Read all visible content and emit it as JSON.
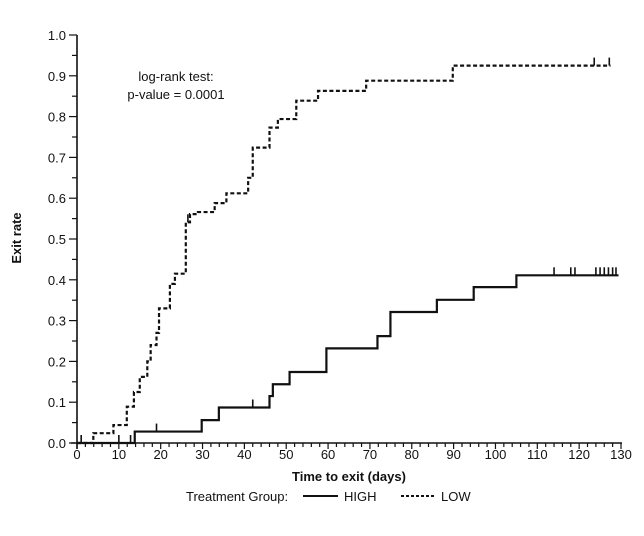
{
  "chart_data": {
    "type": "line",
    "subtype": "step (Kaplan-Meier cumulative incidence)",
    "xlabel": "Time to exit (days)",
    "ylabel": "Exit rate",
    "xlim": [
      0,
      130
    ],
    "ylim": [
      0,
      1.0
    ],
    "xticks": [
      "0",
      "10",
      "20",
      "30",
      "40",
      "50",
      "60",
      "70",
      "80",
      "90",
      "100",
      "110",
      "120",
      "130"
    ],
    "yticks": [
      "0.0",
      "0.1",
      "0.2",
      "0.3",
      "0.4",
      "0.5",
      "0.6",
      "0.7",
      "0.8",
      "0.9",
      "1.0"
    ],
    "grid": false,
    "annotation": [
      "log-rank test:",
      "p-value = 0.0001"
    ],
    "legend": {
      "title": "Treatment Group:",
      "placement": "bottom"
    },
    "series": [
      {
        "name": "HIGH",
        "style": "solid",
        "color": "#111111",
        "steps": [
          [
            0,
            0
          ],
          [
            13.8,
            0.028
          ],
          [
            29.8,
            0.056
          ],
          [
            33.9,
            0.087
          ],
          [
            46,
            0.115
          ],
          [
            46.8,
            0.144
          ],
          [
            50.8,
            0.174
          ],
          [
            59.6,
            0.232
          ],
          [
            71.8,
            0.262
          ],
          [
            74.9,
            0.321
          ],
          [
            86,
            0.351
          ],
          [
            94.8,
            0.382
          ],
          [
            105,
            0.411
          ]
        ],
        "end": 129.4,
        "censored": [
          1,
          10,
          12.8,
          19,
          42,
          114,
          118,
          119,
          124,
          125,
          126,
          127,
          128,
          128.8
        ]
      },
      {
        "name": "LOW",
        "style": "dashed",
        "color": "#111111",
        "steps": [
          [
            0,
            0
          ],
          [
            3.9,
            0.024
          ],
          [
            8.7,
            0.044
          ],
          [
            11.9,
            0.089
          ],
          [
            13.6,
            0.125
          ],
          [
            15,
            0.162
          ],
          [
            16.8,
            0.2
          ],
          [
            17.6,
            0.24
          ],
          [
            19,
            0.27
          ],
          [
            19.6,
            0.33
          ],
          [
            22.2,
            0.39
          ],
          [
            23.4,
            0.415
          ],
          [
            26,
            0.541
          ],
          [
            27,
            0.561
          ],
          [
            28.9,
            0.566
          ],
          [
            32.9,
            0.588
          ],
          [
            35.7,
            0.612
          ],
          [
            40.9,
            0.65
          ],
          [
            42,
            0.724
          ],
          [
            46,
            0.773
          ],
          [
            48,
            0.794
          ],
          [
            52.4,
            0.839
          ],
          [
            57.6,
            0.863
          ],
          [
            69.1,
            0.888
          ],
          [
            89.8,
            0.925
          ]
        ],
        "end": 127.5,
        "censored": [
          26.5,
          123.6,
          127.2
        ]
      }
    ]
  }
}
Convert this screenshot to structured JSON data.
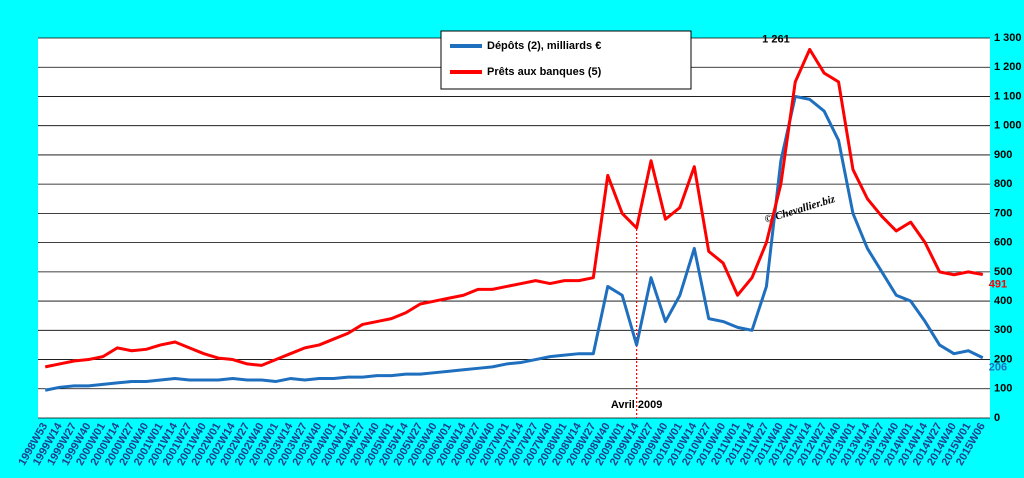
{
  "chart_data": {
    "type": "line",
    "categories": [
      "1998W53",
      "1999W14",
      "1999W27",
      "1999W40",
      "2000W01",
      "2000W14",
      "2000W27",
      "2000W40",
      "2001W01",
      "2001W14",
      "2001W27",
      "2001W40",
      "2002W01",
      "2002W14",
      "2002W27",
      "2002W40",
      "2003W01",
      "2003W14",
      "2003W27",
      "2003W40",
      "2004W01",
      "2004W14",
      "2004W27",
      "2004W40",
      "2005W01",
      "2005W14",
      "2005W27",
      "2005W40",
      "2006W01",
      "2006W14",
      "2006W27",
      "2006W40",
      "2007W01",
      "2007W14",
      "2007W27",
      "2007W40",
      "2008W01",
      "2008W14",
      "2008W27",
      "2008W40",
      "2009W01",
      "2009W14",
      "2009W27",
      "2009W40",
      "2010W01",
      "2010W14",
      "2010W27",
      "2010W40",
      "2011W01",
      "2011W14",
      "2011W27",
      "2011W40",
      "2012W01",
      "2012W14",
      "2012W27",
      "2012W40",
      "2013W01",
      "2013W14",
      "2013W27",
      "2013W40",
      "2014W01",
      "2014W14",
      "2014W27",
      "2014W40",
      "2015W01",
      "2015W06"
    ],
    "series": [
      {
        "name": "Dépôts (2), milliards  €",
        "color": "#1f6fbf",
        "values": [
          95,
          105,
          110,
          110,
          115,
          120,
          125,
          125,
          130,
          135,
          130,
          130,
          130,
          135,
          130,
          130,
          125,
          135,
          130,
          135,
          135,
          140,
          140,
          145,
          145,
          150,
          150,
          155,
          160,
          165,
          170,
          175,
          185,
          190,
          200,
          210,
          215,
          220,
          220,
          450,
          420,
          250,
          480,
          330,
          420,
          580,
          340,
          330,
          310,
          300,
          450,
          880,
          1100,
          1090,
          1050,
          950,
          700,
          580,
          500,
          420,
          400,
          330,
          250,
          220,
          230,
          206
        ]
      },
      {
        "name": "Prêts aux banques (5)",
        "color": "#ff0000",
        "values": [
          175,
          185,
          195,
          200,
          210,
          240,
          230,
          235,
          250,
          260,
          240,
          220,
          205,
          200,
          185,
          180,
          200,
          220,
          240,
          250,
          270,
          290,
          320,
          330,
          340,
          360,
          390,
          400,
          410,
          420,
          440,
          440,
          450,
          460,
          470,
          460,
          470,
          470,
          480,
          830,
          700,
          650,
          880,
          680,
          720,
          860,
          570,
          530,
          420,
          480,
          600,
          800,
          1150,
          1261,
          1180,
          1150,
          850,
          750,
          690,
          640,
          670,
          600,
          500,
          490,
          500,
          491
        ]
      }
    ],
    "ylim": [
      0,
      1300
    ],
    "yticks": [
      0,
      100,
      200,
      300,
      400,
      500,
      600,
      700,
      800,
      900,
      {
        "value": 1000,
        "label": "1 000"
      },
      {
        "value": 1100,
        "label": "1 100"
      },
      {
        "value": 1200,
        "label": "1 200"
      },
      {
        "value": 1300,
        "label": "1 300"
      }
    ],
    "grid": true,
    "annotations": [
      {
        "text": "1 261",
        "x": "2012W14",
        "y": 1261,
        "color": "#000000"
      },
      {
        "text": "491",
        "x": "2015W06",
        "y": 491,
        "color": "#ff0000"
      },
      {
        "text": "206",
        "x": "2015W06",
        "y": 206,
        "color": "#1f6fbf"
      }
    ],
    "marker_line": {
      "text": "Avril 2009",
      "x": "2009W14"
    },
    "watermark": "© Chevallier.biz"
  }
}
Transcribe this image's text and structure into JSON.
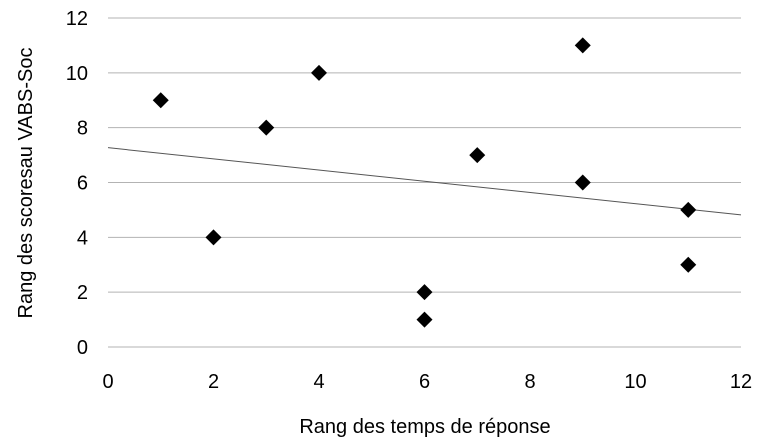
{
  "chart_data": {
    "type": "scatter",
    "title": "",
    "xlabel": "Rang des temps de réponse",
    "ylabel": "Rang des scoresau VABS-Soc",
    "xlim": [
      0,
      12
    ],
    "ylim": [
      0,
      12
    ],
    "x_ticks": [
      "0",
      "2",
      "4",
      "6",
      "8",
      "10",
      "12"
    ],
    "y_ticks": [
      "0",
      "2",
      "4",
      "6",
      "8",
      "10",
      "12"
    ],
    "grid": "horizontal",
    "series": [
      {
        "marker": "diamond",
        "color": "#000000",
        "points": [
          {
            "x": 1,
            "y": 9
          },
          {
            "x": 2,
            "y": 4
          },
          {
            "x": 3,
            "y": 8
          },
          {
            "x": 4,
            "y": 10
          },
          {
            "x": 6,
            "y": 2
          },
          {
            "x": 6,
            "y": 1
          },
          {
            "x": 7,
            "y": 7
          },
          {
            "x": 9,
            "y": 11
          },
          {
            "x": 9,
            "y": 6
          },
          {
            "x": 11,
            "y": 5
          },
          {
            "x": 11,
            "y": 3
          }
        ]
      }
    ],
    "trendline": {
      "type": "linear",
      "color": "#555555",
      "y_at_x0": 7.27,
      "y_at_x12": 4.82
    }
  }
}
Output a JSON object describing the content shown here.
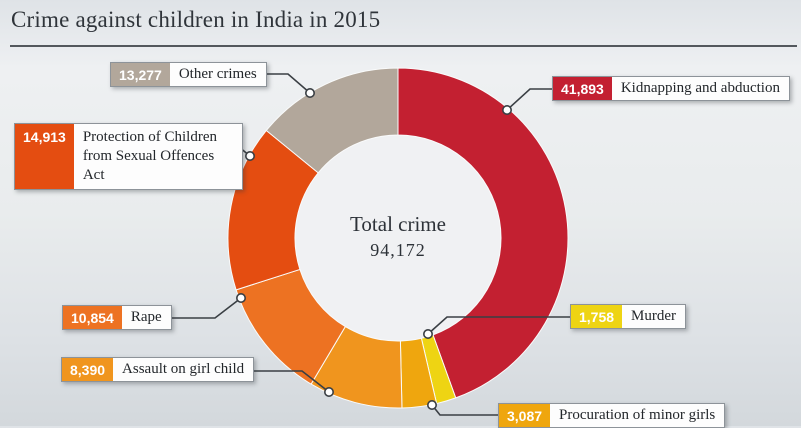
{
  "title": "Crime against children in India in 2015",
  "center": {
    "label": "Total crime",
    "value": "94,172"
  },
  "chart_data": {
    "type": "pie",
    "subtype": "donut",
    "title": "Crime against children in India in 2015",
    "center_label": "Total crime",
    "total": 94172,
    "total_text": "94,172",
    "start_angle": "top",
    "direction": "clockwise",
    "segments": [
      {
        "label": "Kidnapping and abduction",
        "value": 41893,
        "value_text": "41,893",
        "color": "#c32031"
      },
      {
        "label": "Murder",
        "value": 1758,
        "value_text": "1,758",
        "color": "#eed413"
      },
      {
        "label": "Procuration of minor girls",
        "value": 3087,
        "value_text": "3,087",
        "color": "#efa60e"
      },
      {
        "label": "Assault on girl child",
        "value": 8390,
        "value_text": "8,390",
        "color": "#f0951e"
      },
      {
        "label": "Rape",
        "value": 10854,
        "value_text": "10,854",
        "color": "#ed7222"
      },
      {
        "label": "Protection of Children from Sexual Offences Act",
        "value": 14913,
        "value_text": "14,913",
        "color": "#e44d11"
      },
      {
        "label": "Other crimes",
        "value": 13277,
        "value_text": "13,277",
        "color": "#b2a79b"
      }
    ],
    "hole_color": "#f0f1f3",
    "leader_line_color": "#3a3f44"
  }
}
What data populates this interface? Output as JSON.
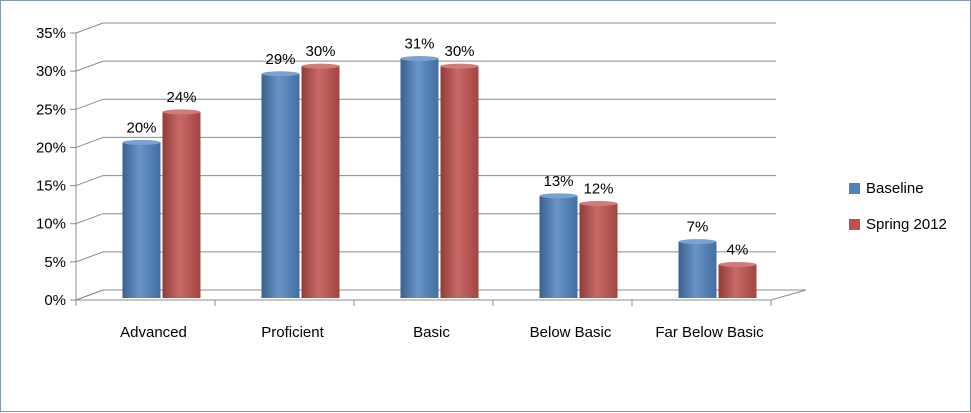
{
  "chart_data": {
    "type": "bar",
    "categories": [
      "Advanced",
      "Proficient",
      "Basic",
      "Below Basic",
      "Far Below Basic"
    ],
    "series": [
      {
        "name": "Baseline",
        "values": [
          20,
          29,
          31,
          13,
          7
        ],
        "labels": [
          "20%",
          "29%",
          "31%",
          "13%",
          "7%"
        ],
        "color": "#4f81bd"
      },
      {
        "name": "Spring 2012",
        "values": [
          24,
          30,
          30,
          12,
          4
        ],
        "labels": [
          "24%",
          "30%",
          "30%",
          "12%",
          "4%"
        ],
        "color": "#c0504d"
      }
    ],
    "ylim": [
      0,
      35
    ],
    "yticks": [
      "0%",
      "5%",
      "10%",
      "15%",
      "20%",
      "25%",
      "30%",
      "35%"
    ],
    "grid": true,
    "legend": "right",
    "style": "3d-clustered-column"
  }
}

===

Problem to work on –
Look through the material and copy each line that has "xlabel".

Reply –
    "xlabel": "Time to exit (days)",
    "xlabel": "Rang des temps de réponse",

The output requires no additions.